● **What is being asked**
Lines that include the word "减少的运动过程" are the ones to copy.

● **Dataset records**
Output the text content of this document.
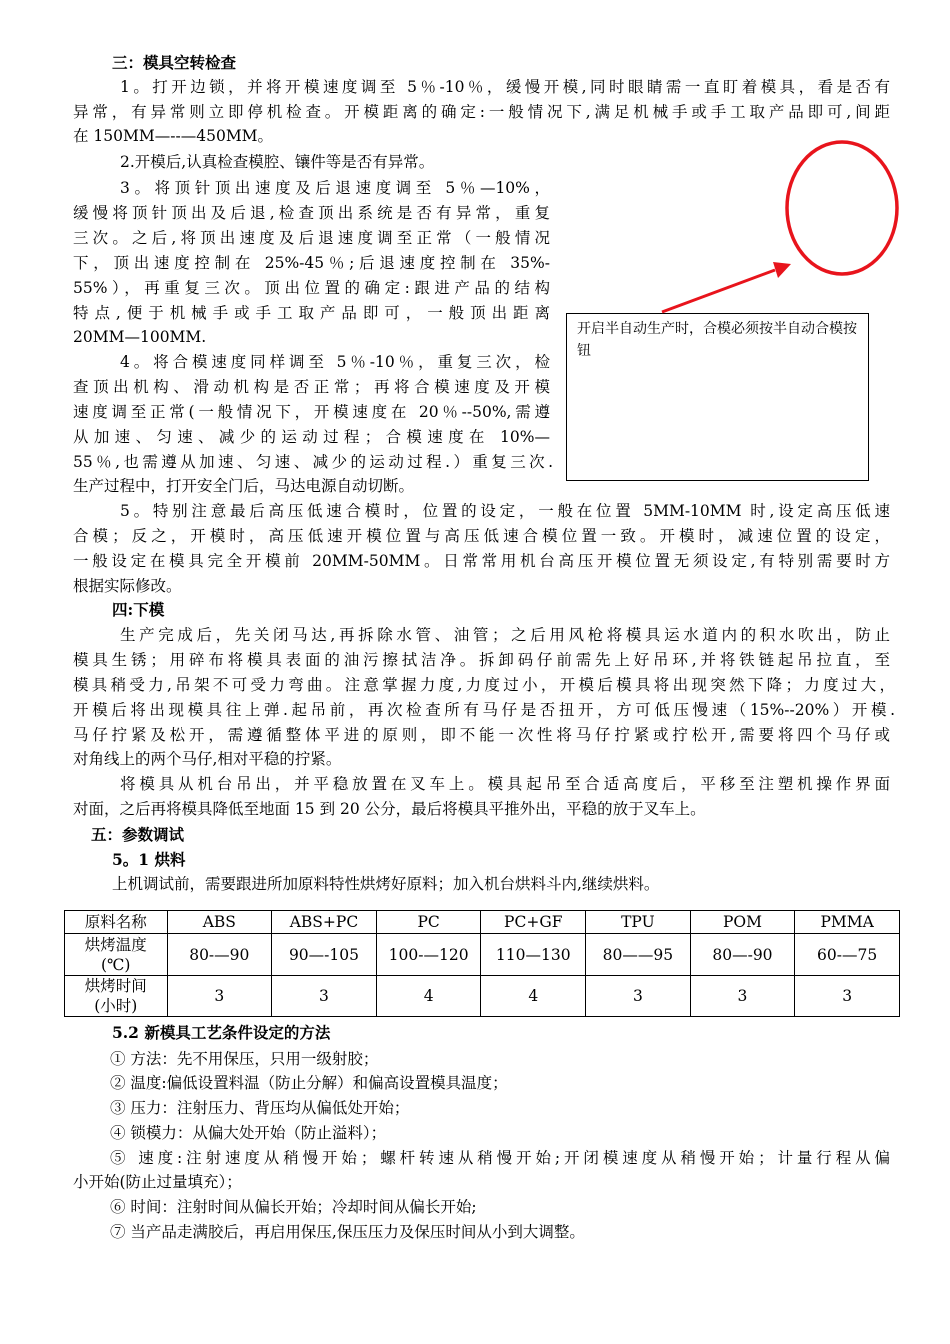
三：模具空转检查
1。打开边锁，并将开模速度调至 5％-10％，缓慢开模,同时眼睛需一直盯着模具，看是否有
异常，有异常则立即停机检查。开模距离的确定:一般情况下,满足机械手或手工取产品即可,间距
在 150MM—--—450MM。
2.开模后,认真检查模腔、镶件等是否有异常。
3。将顶针顶出速度及后退速度调至 5％—10%，
缓慢将顶针顶出及后退,检查顶出系统是否有异常，重复
三次。之后,将顶出速度及后退速度调至正常（一般情况
下，顶出速度控制在 25%-45％;后退速度控制在 35%-
55%），再重复三次。顶出位置的确定:跟进产品的结构
特点,便于机械手或手工取产品即可，一般顶出距离
20MM—100MM.
4。将合模速度同样调至 5％-10％，重复三次，检
查顶出机构、滑动机构是否正常；再将合模速度及开模
速度调至正常(一般情况下，开模速度在 20％--50%,需遵
从加速、匀速、减少的运动过程；合模速度在 10%—
55％,也需遵从加速、匀速、减少的运动过程.）重复三次.
生产过程中，打开安全门后，马达电源自动切断。
5。特别注意最后高压低速合模时，位置的设定，一般在位置 5MM-10MM 时,设定高压低速
合模；反之，开模时，高压低速开模位置与高压低速合模位置一致。开模时，减速位置的设定，
一般设定在模具完全开模前 20MM-50MM。日常常用机台高压开模位置无须设定,有特别需要时方
根据实际修改。
开启半自动生产时，合模必须按半自动合模按钮
四:下模
生产完成后，先关闭马达,再拆除水管、油管；之后用风枪将模具运水道内的积水吹出，防止
模具生锈；用碎布将模具表面的油污擦拭洁净。拆卸码仔前需先上好吊环,并将铁链起吊拉直，至
模具稍受力,吊架不可受力弯曲。注意掌握力度,力度过小，开模后模具将出现突然下降；力度过大，
开模后将出现模具往上弹.起吊前，再次检查所有马仔是否扭开，方可低压慢速（15%--20%）开模.
马仔拧紧及松开，需遵循整体平进的原则，即不能一次性将马仔拧紧或拧松开,需要将四个马仔或
对角线上的两个马仔,相对平稳的拧紧。
将模具从机台吊出，并平稳放置在叉车上。模具起吊至合适高度后，平移至注塑机操作界面
对面，之后再将模具降低至地面 15 到 20 公分，最后将模具平推外出，平稳的放于叉车上。
五：参数调试
5。1 烘料
上机调试前，需要跟进所加原料特性烘烤好原料；加入机台烘料斗内,继续烘料。
原料名称	ABS	ABS+PC	PC	PC+GF	TPU	POM	PMMA
烘烤温度
(℃)	80-—90	90—-105	100-—120	110—130	80——95	80—-90	60-—75
烘烤时间
(小时)	3	3	4	4	3	3	3
5.2 新模具工艺条件设定的方法
① 方法：先不用保压，只用一级射胶；
② 温度:偏低设置料温（防止分解）和偏高设置模具温度；
③ 压力：注射压力、背压均从偏低处开始；
④ 锁模力：从偏大处开始（防止溢料）；
⑤ 速度:注射速度从稍慢开始；螺杆转速从稍慢开始;开闭模速度从稍慢开始；计量行程从偏
小开始(防止过量填充）；
⑥ 时间：注射时间从偏长开始；冷却时间从偏长开始;
⑦ 当产品走满胶后，再启用保压,保压压力及保压时间从小到大调整。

● **Output below**
从加速、匀速、减少的运动过程；合模速度在 10%—
55％,也需遵从加速、匀速、减少的运动过程.）重复三次.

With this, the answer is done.